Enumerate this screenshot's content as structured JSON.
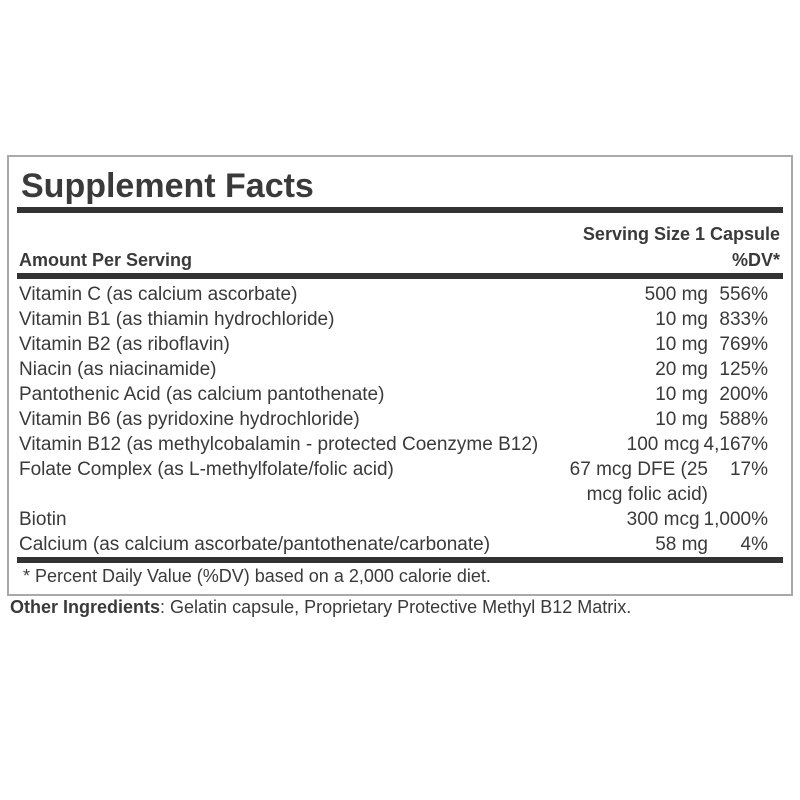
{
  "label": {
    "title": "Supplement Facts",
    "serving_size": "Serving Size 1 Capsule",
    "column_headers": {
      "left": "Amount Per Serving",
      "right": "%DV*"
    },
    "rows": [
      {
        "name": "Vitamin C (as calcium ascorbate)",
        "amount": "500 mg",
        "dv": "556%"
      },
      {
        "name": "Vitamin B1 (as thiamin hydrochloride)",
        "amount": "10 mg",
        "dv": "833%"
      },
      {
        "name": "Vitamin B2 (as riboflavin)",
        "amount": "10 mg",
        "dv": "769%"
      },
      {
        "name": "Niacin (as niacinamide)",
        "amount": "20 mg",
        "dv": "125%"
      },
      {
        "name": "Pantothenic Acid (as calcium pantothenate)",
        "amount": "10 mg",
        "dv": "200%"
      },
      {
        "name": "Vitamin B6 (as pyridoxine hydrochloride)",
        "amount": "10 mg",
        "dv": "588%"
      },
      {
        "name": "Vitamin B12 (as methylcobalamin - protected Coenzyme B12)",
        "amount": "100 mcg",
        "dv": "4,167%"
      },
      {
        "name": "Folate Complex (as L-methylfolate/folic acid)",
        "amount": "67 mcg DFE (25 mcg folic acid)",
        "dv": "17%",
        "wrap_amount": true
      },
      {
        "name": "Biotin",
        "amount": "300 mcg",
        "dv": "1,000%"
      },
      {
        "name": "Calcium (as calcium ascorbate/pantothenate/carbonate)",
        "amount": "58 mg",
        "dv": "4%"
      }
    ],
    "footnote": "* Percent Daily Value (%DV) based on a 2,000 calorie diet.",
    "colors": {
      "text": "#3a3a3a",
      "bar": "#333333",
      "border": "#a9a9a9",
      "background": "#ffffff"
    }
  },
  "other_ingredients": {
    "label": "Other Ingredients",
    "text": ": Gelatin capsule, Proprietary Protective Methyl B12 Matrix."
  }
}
=======
● **What to do**: For each entry above, write it out again exactly but leave out any picture.

● **Task output**:
Enumerate this screenshot's content as structured JSON.
{
  "label": {
    "title": "Supplement Facts",
    "serving_size": "Serving Size 1 Capsule",
    "column_headers": {
      "left": "Amount Per Serving",
      "right": "%DV*"
    },
    "rows": [
      {
        "name": "Vitamin C (as calcium ascorbate)",
        "amount": "500 mg",
        "dv": "556%"
      },
      {
        "name": "Vitamin B1 (as thiamin hydrochloride)",
        "amount": "10 mg",
        "dv": "833%"
      },
      {
        "name": "Vitamin B2 (as riboflavin)",
        "amount": "10 mg",
        "dv": "769%"
      },
      {
        "name": "Niacin (as niacinamide)",
        "amount": "20 mg",
        "dv": "125%"
      },
      {
        "name": "Pantothenic Acid (as calcium pantothenate)",
        "amount": "10 mg",
        "dv": "200%"
      },
      {
        "name": "Vitamin B6 (as pyridoxine hydrochloride)",
        "amount": "10 mg",
        "dv": "588%"
      },
      {
        "name": "Vitamin B12 (as methylcobalamin - protected Coenzyme B12)",
        "amount": "100 mcg",
        "dv": "4,167%"
      },
      {
        "name": "Folate Complex (as L-methylfolate/folic acid)",
        "amount": "67 mcg DFE (25 mcg folic acid)",
        "dv": "17%",
        "wrap_amount": true
      },
      {
        "name": "Biotin",
        "amount": "300 mcg",
        "dv": "1,000%"
      },
      {
        "name": "Calcium (as calcium ascorbate/pantothenate/carbonate)",
        "amount": "58 mg",
        "dv": "4%"
      }
    ],
    "footnote": "* Percent Daily Value (%DV) based on a 2,000 calorie diet.",
    "colors": {
      "text": "#3a3a3a",
      "bar": "#333333",
      "border": "#a9a9a9",
      "background": "#ffffff"
    }
  },
  "other_ingredients": {
    "label": "Other Ingredients",
    "text": ": Gelatin capsule, Proprietary Protective Methyl B12 Matrix."
  }
}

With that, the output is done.